■ Task requirements ■
Output an exact reproduction of the data.

■ Data provided ■
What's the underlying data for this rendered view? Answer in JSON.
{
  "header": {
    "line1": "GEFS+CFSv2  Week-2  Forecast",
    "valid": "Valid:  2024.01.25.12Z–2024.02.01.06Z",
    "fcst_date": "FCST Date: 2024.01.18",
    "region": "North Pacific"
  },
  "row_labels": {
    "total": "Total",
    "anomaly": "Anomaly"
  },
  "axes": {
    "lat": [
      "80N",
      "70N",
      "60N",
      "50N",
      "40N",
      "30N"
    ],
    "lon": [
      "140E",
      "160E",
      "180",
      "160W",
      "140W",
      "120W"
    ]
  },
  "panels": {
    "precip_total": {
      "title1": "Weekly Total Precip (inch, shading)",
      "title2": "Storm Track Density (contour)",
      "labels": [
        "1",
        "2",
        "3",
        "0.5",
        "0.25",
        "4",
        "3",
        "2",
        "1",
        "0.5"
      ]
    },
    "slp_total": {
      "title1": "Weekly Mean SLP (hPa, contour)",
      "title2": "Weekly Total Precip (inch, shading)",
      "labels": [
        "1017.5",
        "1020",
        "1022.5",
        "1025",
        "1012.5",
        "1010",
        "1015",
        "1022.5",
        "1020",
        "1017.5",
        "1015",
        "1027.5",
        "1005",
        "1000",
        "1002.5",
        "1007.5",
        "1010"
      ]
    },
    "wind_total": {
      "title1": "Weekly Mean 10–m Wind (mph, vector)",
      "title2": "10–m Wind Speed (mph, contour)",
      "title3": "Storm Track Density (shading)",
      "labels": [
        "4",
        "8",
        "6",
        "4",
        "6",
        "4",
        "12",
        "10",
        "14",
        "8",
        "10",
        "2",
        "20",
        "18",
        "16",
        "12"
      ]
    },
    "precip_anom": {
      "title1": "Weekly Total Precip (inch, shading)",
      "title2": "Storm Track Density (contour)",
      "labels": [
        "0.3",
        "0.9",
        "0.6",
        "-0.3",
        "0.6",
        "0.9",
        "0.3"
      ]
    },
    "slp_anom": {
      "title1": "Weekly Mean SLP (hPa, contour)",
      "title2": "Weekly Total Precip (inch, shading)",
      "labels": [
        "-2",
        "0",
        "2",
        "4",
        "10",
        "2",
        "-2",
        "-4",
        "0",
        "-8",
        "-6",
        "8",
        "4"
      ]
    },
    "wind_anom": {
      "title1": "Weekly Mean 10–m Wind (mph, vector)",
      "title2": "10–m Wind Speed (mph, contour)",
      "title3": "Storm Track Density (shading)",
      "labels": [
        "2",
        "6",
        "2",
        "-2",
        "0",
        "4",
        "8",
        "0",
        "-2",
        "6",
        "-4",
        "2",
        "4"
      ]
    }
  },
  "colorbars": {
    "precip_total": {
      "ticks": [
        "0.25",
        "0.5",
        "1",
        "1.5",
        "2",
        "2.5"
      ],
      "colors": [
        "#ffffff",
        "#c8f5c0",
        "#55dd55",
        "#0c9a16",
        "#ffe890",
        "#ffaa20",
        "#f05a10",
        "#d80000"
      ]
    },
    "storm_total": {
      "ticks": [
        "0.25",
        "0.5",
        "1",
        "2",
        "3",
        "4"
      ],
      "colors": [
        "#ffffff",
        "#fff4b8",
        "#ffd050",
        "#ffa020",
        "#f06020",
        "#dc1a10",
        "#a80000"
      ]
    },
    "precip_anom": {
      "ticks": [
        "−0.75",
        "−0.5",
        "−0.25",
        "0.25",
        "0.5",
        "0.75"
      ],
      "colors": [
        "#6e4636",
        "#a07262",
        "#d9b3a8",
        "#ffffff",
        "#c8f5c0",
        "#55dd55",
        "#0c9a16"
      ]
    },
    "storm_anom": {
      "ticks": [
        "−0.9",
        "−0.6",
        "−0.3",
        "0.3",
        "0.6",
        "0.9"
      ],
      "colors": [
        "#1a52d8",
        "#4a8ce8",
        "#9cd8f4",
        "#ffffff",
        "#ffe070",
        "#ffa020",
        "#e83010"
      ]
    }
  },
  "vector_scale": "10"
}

■ Expected answer ■
What's the underlying data for this rendered view? Answer in JSON.
{
  "header": {
    "line1": "GEFS+CFSv2  Week-2  Forecast",
    "valid": "Valid:  2024.01.25.12Z–2024.02.01.06Z",
    "fcst_date": "FCST Date: 2024.01.18",
    "region": "North Pacific"
  },
  "row_labels": {
    "total": "Total",
    "anomaly": "Anomaly"
  },
  "axes": {
    "lat": [
      "80N",
      "70N",
      "60N",
      "50N",
      "40N",
      "30N"
    ],
    "lon": [
      "140E",
      "160E",
      "180",
      "160W",
      "140W",
      "120W"
    ]
  },
  "panels": {
    "precip_total": {
      "title1": "Weekly Total Precip (inch, shading)",
      "title2": "Storm Track Density (contour)",
      "labels": [
        "1",
        "2",
        "3",
        "0.5",
        "0.25",
        "4",
        "3",
        "2",
        "1",
        "0.5"
      ]
    },
    "slp_total": {
      "title1": "Weekly Mean SLP (hPa, contour)",
      "title2": "Weekly Total Precip (inch, shading)",
      "labels": [
        "1017.5",
        "1020",
        "1022.5",
        "1025",
        "1012.5",
        "1010",
        "1015",
        "1022.5",
        "1020",
        "1017.5",
        "1015",
        "1027.5",
        "1005",
        "1000",
        "1002.5",
        "1007.5",
        "1010"
      ]
    },
    "wind_total": {
      "title1": "Weekly Mean 10–m Wind (mph, vector)",
      "title2": "10–m Wind Speed (mph, contour)",
      "title3": "Storm Track Density (shading)",
      "labels": [
        "4",
        "8",
        "6",
        "4",
        "6",
        "4",
        "12",
        "10",
        "14",
        "8",
        "10",
        "2",
        "20",
        "18",
        "16",
        "12"
      ]
    },
    "precip_anom": {
      "title1": "Weekly Total Precip (inch, shading)",
      "title2": "Storm Track Density (contour)",
      "labels": [
        "0.3",
        "0.9",
        "0.6",
        "-0.3",
        "0.6",
        "0.9",
        "0.3"
      ]
    },
    "slp_anom": {
      "title1": "Weekly Mean SLP (hPa, contour)",
      "title2": "Weekly Total Precip (inch, shading)",
      "labels": [
        "-2",
        "0",
        "2",
        "4",
        "10",
        "2",
        "-2",
        "-4",
        "0",
        "-8",
        "-6",
        "8",
        "4"
      ]
    },
    "wind_anom": {
      "title1": "Weekly Mean 10–m Wind (mph, vector)",
      "title2": "10–m Wind Speed (mph, contour)",
      "title3": "Storm Track Density (shading)",
      "labels": [
        "2",
        "6",
        "2",
        "-2",
        "0",
        "4",
        "8",
        "0",
        "-2",
        "6",
        "-4",
        "2",
        "4"
      ]
    }
  },
  "colorbars": {
    "precip_total": {
      "ticks": [
        "0.25",
        "0.5",
        "1",
        "1.5",
        "2",
        "2.5"
      ],
      "colors": [
        "#ffffff",
        "#c8f5c0",
        "#55dd55",
        "#0c9a16",
        "#ffe890",
        "#ffaa20",
        "#f05a10",
        "#d80000"
      ]
    },
    "storm_total": {
      "ticks": [
        "0.25",
        "0.5",
        "1",
        "2",
        "3",
        "4"
      ],
      "colors": [
        "#ffffff",
        "#fff4b8",
        "#ffd050",
        "#ffa020",
        "#f06020",
        "#dc1a10",
        "#a80000"
      ]
    },
    "precip_anom": {
      "ticks": [
        "−0.75",
        "−0.5",
        "−0.25",
        "0.25",
        "0.5",
        "0.75"
      ],
      "colors": [
        "#6e4636",
        "#a07262",
        "#d9b3a8",
        "#ffffff",
        "#c8f5c0",
        "#55dd55",
        "#0c9a16"
      ]
    },
    "storm_anom": {
      "ticks": [
        "−0.9",
        "−0.6",
        "−0.3",
        "0.3",
        "0.6",
        "0.9"
      ],
      "colors": [
        "#1a52d8",
        "#4a8ce8",
        "#9cd8f4",
        "#ffffff",
        "#ffe070",
        "#ffa020",
        "#e83010"
      ]
    }
  },
  "vector_scale": "10"
}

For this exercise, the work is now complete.